* [WRITTEN INSTRUCTION]
The required output is the line containing "Extract the structured" through the final line of the material below, printed exactly, with no other lines.

-- START --

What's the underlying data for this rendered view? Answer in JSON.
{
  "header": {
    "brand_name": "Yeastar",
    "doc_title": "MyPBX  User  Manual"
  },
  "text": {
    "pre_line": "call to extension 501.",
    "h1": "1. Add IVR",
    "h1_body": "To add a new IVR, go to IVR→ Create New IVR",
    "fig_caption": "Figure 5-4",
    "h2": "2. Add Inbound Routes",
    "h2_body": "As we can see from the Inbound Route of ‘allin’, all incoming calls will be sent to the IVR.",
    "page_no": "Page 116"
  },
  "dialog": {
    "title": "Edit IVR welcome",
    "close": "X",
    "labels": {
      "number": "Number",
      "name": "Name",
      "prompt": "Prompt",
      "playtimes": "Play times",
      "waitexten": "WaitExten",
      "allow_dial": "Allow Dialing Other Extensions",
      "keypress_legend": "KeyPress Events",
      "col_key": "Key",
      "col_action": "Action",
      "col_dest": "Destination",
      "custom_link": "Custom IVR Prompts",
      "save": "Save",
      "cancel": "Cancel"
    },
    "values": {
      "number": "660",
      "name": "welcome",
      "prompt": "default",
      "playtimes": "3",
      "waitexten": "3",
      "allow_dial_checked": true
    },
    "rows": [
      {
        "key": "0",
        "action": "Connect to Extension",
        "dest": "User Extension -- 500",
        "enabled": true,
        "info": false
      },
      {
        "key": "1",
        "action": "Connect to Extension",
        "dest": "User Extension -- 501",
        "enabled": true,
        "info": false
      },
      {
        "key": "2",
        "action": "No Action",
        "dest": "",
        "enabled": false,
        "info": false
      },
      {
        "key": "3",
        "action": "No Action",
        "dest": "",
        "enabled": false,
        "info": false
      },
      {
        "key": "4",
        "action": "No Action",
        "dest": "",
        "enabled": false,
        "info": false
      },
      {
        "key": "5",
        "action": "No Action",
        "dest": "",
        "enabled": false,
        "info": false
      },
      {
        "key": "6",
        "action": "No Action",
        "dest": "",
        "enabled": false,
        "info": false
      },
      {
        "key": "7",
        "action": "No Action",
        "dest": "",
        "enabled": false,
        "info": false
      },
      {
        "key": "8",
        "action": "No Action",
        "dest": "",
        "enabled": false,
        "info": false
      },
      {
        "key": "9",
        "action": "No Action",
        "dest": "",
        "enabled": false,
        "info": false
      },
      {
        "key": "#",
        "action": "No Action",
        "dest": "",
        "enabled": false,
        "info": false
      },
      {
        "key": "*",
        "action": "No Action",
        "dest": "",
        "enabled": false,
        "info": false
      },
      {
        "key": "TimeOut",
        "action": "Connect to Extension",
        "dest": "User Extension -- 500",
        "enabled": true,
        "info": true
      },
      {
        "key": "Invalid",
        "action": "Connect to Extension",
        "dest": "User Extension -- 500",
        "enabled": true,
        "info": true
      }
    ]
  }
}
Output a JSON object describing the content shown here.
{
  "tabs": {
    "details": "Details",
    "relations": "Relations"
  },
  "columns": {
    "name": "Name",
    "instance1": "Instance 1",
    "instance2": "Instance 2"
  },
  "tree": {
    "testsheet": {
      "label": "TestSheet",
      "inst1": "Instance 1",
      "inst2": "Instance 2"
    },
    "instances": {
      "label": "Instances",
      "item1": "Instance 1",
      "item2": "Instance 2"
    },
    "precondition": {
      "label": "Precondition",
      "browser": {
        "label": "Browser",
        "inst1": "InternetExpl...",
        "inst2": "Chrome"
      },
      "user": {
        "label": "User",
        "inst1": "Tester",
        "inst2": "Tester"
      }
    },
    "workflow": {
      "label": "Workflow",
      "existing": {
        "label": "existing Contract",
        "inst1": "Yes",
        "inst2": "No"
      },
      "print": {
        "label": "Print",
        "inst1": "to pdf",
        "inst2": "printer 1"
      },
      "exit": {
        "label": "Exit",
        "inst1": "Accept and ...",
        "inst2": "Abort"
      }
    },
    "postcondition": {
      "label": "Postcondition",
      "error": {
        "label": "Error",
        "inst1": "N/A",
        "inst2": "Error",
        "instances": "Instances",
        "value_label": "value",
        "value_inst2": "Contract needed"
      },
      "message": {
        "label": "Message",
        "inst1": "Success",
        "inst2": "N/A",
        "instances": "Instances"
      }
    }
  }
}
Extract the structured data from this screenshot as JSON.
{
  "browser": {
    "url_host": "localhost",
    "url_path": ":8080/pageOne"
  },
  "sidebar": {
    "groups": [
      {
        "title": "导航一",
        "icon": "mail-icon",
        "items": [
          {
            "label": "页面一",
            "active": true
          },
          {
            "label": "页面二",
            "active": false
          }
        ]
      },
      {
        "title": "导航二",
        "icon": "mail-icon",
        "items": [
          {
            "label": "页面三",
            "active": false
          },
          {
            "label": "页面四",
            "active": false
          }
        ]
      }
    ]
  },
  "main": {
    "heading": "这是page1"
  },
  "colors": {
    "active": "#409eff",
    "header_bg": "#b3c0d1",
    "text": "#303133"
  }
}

-- END --

* [THE RESULT]
Extract the structured data from this screenshot as JSON.
{
  "browser": {
    "url_host": "localhost",
    "url_path": ":8080/pageOne"
  },
  "sidebar": {
    "groups": [
      {
        "title": "导航一",
        "icon": "mail-icon",
        "items": [
          {
            "label": "页面一",
            "active": true
          },
          {
            "label": "页面二",
            "active": false
          }
        ]
      },
      {
        "title": "导航二",
        "icon": "mail-icon",
        "items": [
          {
            "label": "页面三",
            "active": false
          },
          {
            "label": "页面四",
            "active": false
          }
        ]
      }
    ]
  },
  "main": {
    "heading": "这是page1"
  },
  "colors": {
    "active": "#409eff",
    "header_bg": "#b3c0d1",
    "text": "#303133"
  }
}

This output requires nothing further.